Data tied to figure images
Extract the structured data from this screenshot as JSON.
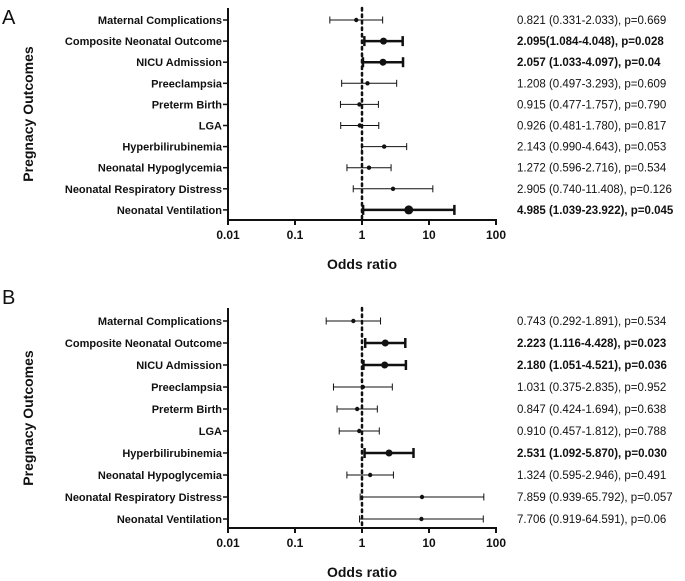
{
  "chart_data": [
    {
      "type": "forest",
      "panel": "A",
      "xlabel": "Odds ratio",
      "ylabel": "Pregnacy Outcomes",
      "xscale": "log",
      "xlim": [
        0.01,
        100
      ],
      "xticks": [
        "0.01",
        "0.1",
        "1",
        "10",
        "100"
      ],
      "reference_line": 1,
      "rows": [
        {
          "label": "Maternal Complications",
          "or": 0.821,
          "lo": 0.331,
          "hi": 2.033,
          "text": "0.821 (0.331-2.033), p=0.669",
          "significant": false
        },
        {
          "label": "Composite Neonatal Outcome",
          "or": 2.095,
          "lo": 1.084,
          "hi": 4.048,
          "text": "2.095(1.084-4.048), p=0.028",
          "significant": true
        },
        {
          "label": "NICU Admission",
          "or": 2.057,
          "lo": 1.033,
          "hi": 4.097,
          "text": "2.057 (1.033-4.097), p=0.04",
          "significant": true
        },
        {
          "label": "Preeclampsia",
          "or": 1.208,
          "lo": 0.497,
          "hi": 3.293,
          "text": "1.208 (0.497-3.293), p=0.609",
          "significant": false
        },
        {
          "label": "Preterm Birth",
          "or": 0.915,
          "lo": 0.477,
          "hi": 1.757,
          "text": "0.915 (0.477-1.757), p=0.790",
          "significant": false
        },
        {
          "label": "LGA",
          "or": 0.926,
          "lo": 0.481,
          "hi": 1.78,
          "text": "0.926 (0.481-1.780), p=0.817",
          "significant": false
        },
        {
          "label": "Hyperbilirubinemia",
          "or": 2.143,
          "lo": 0.99,
          "hi": 4.643,
          "text": "2.143 (0.990-4.643), p=0.053",
          "significant": false
        },
        {
          "label": "Neonatal Hypoglycemia",
          "or": 1.272,
          "lo": 0.596,
          "hi": 2.716,
          "text": "1.272 (0.596-2.716), p=0.534",
          "significant": false
        },
        {
          "label": "Neonatal Respiratory Distress",
          "or": 2.905,
          "lo": 0.74,
          "hi": 11.408,
          "text": "2.905 (0.740-11.408), p=0.126",
          "significant": false
        },
        {
          "label": "Neonatal Ventilation",
          "or": 4.985,
          "lo": 1.039,
          "hi": 23.922,
          "text": "4.985 (1.039-23.922), p=0.045",
          "significant": true
        }
      ]
    },
    {
      "type": "forest",
      "panel": "B",
      "xlabel": "Odds ratio",
      "ylabel": "Pregnacy Outcomes",
      "xscale": "log",
      "xlim": [
        0.01,
        100
      ],
      "xticks": [
        "0.01",
        "0.1",
        "1",
        "10",
        "100"
      ],
      "reference_line": 1,
      "rows": [
        {
          "label": "Maternal Complications",
          "or": 0.743,
          "lo": 0.292,
          "hi": 1.891,
          "text": "0.743 (0.292-1.891), p=0.534",
          "significant": false
        },
        {
          "label": "Composite Neonatal Outcome",
          "or": 2.223,
          "lo": 1.116,
          "hi": 4.428,
          "text": "2.223 (1.116-4.428), p=0.023",
          "significant": true
        },
        {
          "label": "NICU Admission",
          "or": 2.18,
          "lo": 1.051,
          "hi": 4.521,
          "text": "2.180 (1.051-4.521), p=0.036",
          "significant": true
        },
        {
          "label": "Preeclampsia",
          "or": 1.031,
          "lo": 0.375,
          "hi": 2.835,
          "text": "1.031 (0.375-2.835), p=0.952",
          "significant": false
        },
        {
          "label": "Preterm Birth",
          "or": 0.847,
          "lo": 0.424,
          "hi": 1.694,
          "text": "0.847 (0.424-1.694), p=0.638",
          "significant": false
        },
        {
          "label": "LGA",
          "or": 0.91,
          "lo": 0.457,
          "hi": 1.812,
          "text": "0.910 (0.457-1.812), p=0.788",
          "significant": false
        },
        {
          "label": "Hyperbilirubinemia",
          "or": 2.531,
          "lo": 1.092,
          "hi": 5.87,
          "text": "2.531 (1.092-5.870), p=0.030",
          "significant": true
        },
        {
          "label": "Neonatal Hypoglycemia",
          "or": 1.324,
          "lo": 0.595,
          "hi": 2.946,
          "text": "1.324 (0.595-2.946), p=0.491",
          "significant": false
        },
        {
          "label": "Neonatal Respiratory Distress",
          "or": 7.859,
          "lo": 0.939,
          "hi": 65.792,
          "text": "7.859 (0.939-65.792), p=0.057",
          "significant": false
        },
        {
          "label": "Neonatal Ventilation",
          "or": 7.706,
          "lo": 0.919,
          "hi": 64.591,
          "text": "7.706 (0.919-64.591), p=0.06",
          "significant": false
        }
      ]
    }
  ]
}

TASK PROMPT:
Output the material word for word, omitting its pictures.

RESULT OF THIS TASK:
Extract the structured data from this screenshot as JSON.
{
  "chart_data": [
    {
      "type": "forest",
      "panel": "A",
      "xlabel": "Odds ratio",
      "ylabel": "Pregnacy Outcomes",
      "xscale": "log",
      "xlim": [
        0.01,
        100
      ],
      "xticks": [
        "0.01",
        "0.1",
        "1",
        "10",
        "100"
      ],
      "reference_line": 1,
      "rows": [
        {
          "label": "Maternal Complications",
          "or": 0.821,
          "lo": 0.331,
          "hi": 2.033,
          "text": "0.821 (0.331-2.033), p=0.669",
          "significant": false
        },
        {
          "label": "Composite Neonatal Outcome",
          "or": 2.095,
          "lo": 1.084,
          "hi": 4.048,
          "text": "2.095(1.084-4.048), p=0.028",
          "significant": true
        },
        {
          "label": "NICU Admission",
          "or": 2.057,
          "lo": 1.033,
          "hi": 4.097,
          "text": "2.057 (1.033-4.097), p=0.04",
          "significant": true
        },
        {
          "label": "Preeclampsia",
          "or": 1.208,
          "lo": 0.497,
          "hi": 3.293,
          "text": "1.208 (0.497-3.293), p=0.609",
          "significant": false
        },
        {
          "label": "Preterm Birth",
          "or": 0.915,
          "lo": 0.477,
          "hi": 1.757,
          "text": "0.915 (0.477-1.757), p=0.790",
          "significant": false
        },
        {
          "label": "LGA",
          "or": 0.926,
          "lo": 0.481,
          "hi": 1.78,
          "text": "0.926 (0.481-1.780), p=0.817",
          "significant": false
        },
        {
          "label": "Hyperbilirubinemia",
          "or": 2.143,
          "lo": 0.99,
          "hi": 4.643,
          "text": "2.143 (0.990-4.643), p=0.053",
          "significant": false
        },
        {
          "label": "Neonatal Hypoglycemia",
          "or": 1.272,
          "lo": 0.596,
          "hi": 2.716,
          "text": "1.272 (0.596-2.716), p=0.534",
          "significant": false
        },
        {
          "label": "Neonatal Respiratory Distress",
          "or": 2.905,
          "lo": 0.74,
          "hi": 11.408,
          "text": "2.905 (0.740-11.408), p=0.126",
          "significant": false
        },
        {
          "label": "Neonatal Ventilation",
          "or": 4.985,
          "lo": 1.039,
          "hi": 23.922,
          "text": "4.985 (1.039-23.922), p=0.045",
          "significant": true
        }
      ]
    },
    {
      "type": "forest",
      "panel": "B",
      "xlabel": "Odds ratio",
      "ylabel": "Pregnacy Outcomes",
      "xscale": "log",
      "xlim": [
        0.01,
        100
      ],
      "xticks": [
        "0.01",
        "0.1",
        "1",
        "10",
        "100"
      ],
      "reference_line": 1,
      "rows": [
        {
          "label": "Maternal Complications",
          "or": 0.743,
          "lo": 0.292,
          "hi": 1.891,
          "text": "0.743 (0.292-1.891), p=0.534",
          "significant": false
        },
        {
          "label": "Composite Neonatal Outcome",
          "or": 2.223,
          "lo": 1.116,
          "hi": 4.428,
          "text": "2.223 (1.116-4.428), p=0.023",
          "significant": true
        },
        {
          "label": "NICU Admission",
          "or": 2.18,
          "lo": 1.051,
          "hi": 4.521,
          "text": "2.180 (1.051-4.521), p=0.036",
          "significant": true
        },
        {
          "label": "Preeclampsia",
          "or": 1.031,
          "lo": 0.375,
          "hi": 2.835,
          "text": "1.031 (0.375-2.835), p=0.952",
          "significant": false
        },
        {
          "label": "Preterm Birth",
          "or": 0.847,
          "lo": 0.424,
          "hi": 1.694,
          "text": "0.847 (0.424-1.694), p=0.638",
          "significant": false
        },
        {
          "label": "LGA",
          "or": 0.91,
          "lo": 0.457,
          "hi": 1.812,
          "text": "0.910 (0.457-1.812), p=0.788",
          "significant": false
        },
        {
          "label": "Hyperbilirubinemia",
          "or": 2.531,
          "lo": 1.092,
          "hi": 5.87,
          "text": "2.531 (1.092-5.870), p=0.030",
          "significant": true
        },
        {
          "label": "Neonatal Hypoglycemia",
          "or": 1.324,
          "lo": 0.595,
          "hi": 2.946,
          "text": "1.324 (0.595-2.946), p=0.491",
          "significant": false
        },
        {
          "label": "Neonatal Respiratory Distress",
          "or": 7.859,
          "lo": 0.939,
          "hi": 65.792,
          "text": "7.859 (0.939-65.792), p=0.057",
          "significant": false
        },
        {
          "label": "Neonatal Ventilation",
          "or": 7.706,
          "lo": 0.919,
          "hi": 64.591,
          "text": "7.706 (0.919-64.591), p=0.06",
          "significant": false
        }
      ]
    }
  ]
}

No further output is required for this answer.